* **GOAL**
Go over the entries below line by line, copying each one that contains the word "Chapter".

* **PROVIDED RECORDS**
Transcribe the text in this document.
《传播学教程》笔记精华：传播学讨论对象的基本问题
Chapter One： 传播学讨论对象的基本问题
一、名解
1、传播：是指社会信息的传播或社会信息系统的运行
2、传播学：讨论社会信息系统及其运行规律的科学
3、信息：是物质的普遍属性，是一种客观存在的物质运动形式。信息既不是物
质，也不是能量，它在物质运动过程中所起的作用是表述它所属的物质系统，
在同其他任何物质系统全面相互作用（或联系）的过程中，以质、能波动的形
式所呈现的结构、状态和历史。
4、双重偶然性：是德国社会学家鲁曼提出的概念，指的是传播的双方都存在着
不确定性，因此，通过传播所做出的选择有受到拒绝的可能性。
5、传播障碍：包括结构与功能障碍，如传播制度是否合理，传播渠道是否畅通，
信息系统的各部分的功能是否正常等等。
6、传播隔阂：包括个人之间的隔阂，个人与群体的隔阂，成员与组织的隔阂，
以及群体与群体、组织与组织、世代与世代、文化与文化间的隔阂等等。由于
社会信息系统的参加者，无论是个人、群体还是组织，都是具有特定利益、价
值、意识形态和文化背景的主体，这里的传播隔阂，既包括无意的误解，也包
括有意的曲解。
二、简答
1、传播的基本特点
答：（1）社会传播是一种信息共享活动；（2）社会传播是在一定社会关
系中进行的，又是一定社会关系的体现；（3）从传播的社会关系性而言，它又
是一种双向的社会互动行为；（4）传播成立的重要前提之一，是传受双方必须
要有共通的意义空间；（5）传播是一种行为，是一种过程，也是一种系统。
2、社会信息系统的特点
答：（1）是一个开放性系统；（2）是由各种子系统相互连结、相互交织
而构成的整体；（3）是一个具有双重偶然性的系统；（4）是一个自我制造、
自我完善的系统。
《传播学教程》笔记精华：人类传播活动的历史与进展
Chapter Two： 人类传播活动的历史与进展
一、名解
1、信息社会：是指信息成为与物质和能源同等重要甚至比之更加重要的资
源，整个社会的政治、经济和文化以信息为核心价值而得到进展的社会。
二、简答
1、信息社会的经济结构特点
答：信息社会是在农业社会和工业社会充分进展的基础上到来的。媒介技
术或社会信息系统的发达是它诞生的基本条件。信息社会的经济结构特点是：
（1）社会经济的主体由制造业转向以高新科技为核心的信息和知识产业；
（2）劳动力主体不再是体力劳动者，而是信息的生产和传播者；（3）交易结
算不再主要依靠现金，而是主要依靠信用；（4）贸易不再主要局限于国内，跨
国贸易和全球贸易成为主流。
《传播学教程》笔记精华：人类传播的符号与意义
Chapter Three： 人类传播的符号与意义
* * *
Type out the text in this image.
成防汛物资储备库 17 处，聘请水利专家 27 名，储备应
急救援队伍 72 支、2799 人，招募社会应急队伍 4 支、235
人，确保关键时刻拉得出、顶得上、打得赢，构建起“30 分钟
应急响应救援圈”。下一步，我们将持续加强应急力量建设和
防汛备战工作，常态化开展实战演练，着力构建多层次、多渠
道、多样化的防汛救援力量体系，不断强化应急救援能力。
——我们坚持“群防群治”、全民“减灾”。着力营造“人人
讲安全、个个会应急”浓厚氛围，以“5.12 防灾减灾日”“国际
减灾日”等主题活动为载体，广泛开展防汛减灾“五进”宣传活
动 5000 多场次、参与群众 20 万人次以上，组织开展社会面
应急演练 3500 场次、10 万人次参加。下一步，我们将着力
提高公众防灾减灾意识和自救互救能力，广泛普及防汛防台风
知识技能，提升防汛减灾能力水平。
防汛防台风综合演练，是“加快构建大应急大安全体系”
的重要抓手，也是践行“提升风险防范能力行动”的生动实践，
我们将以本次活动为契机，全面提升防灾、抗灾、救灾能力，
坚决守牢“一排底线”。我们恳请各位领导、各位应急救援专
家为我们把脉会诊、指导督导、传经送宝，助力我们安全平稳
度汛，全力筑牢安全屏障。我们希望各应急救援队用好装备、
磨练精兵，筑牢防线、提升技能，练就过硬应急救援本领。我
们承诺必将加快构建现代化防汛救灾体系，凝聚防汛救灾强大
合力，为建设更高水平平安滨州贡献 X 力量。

* **REPLY TO THE TASK**
Chapter One： 传播学讨论对象的基本问题
Chapter Two： 人类传播活动的历史与进展
Chapter Three： 人类传播的符号与意义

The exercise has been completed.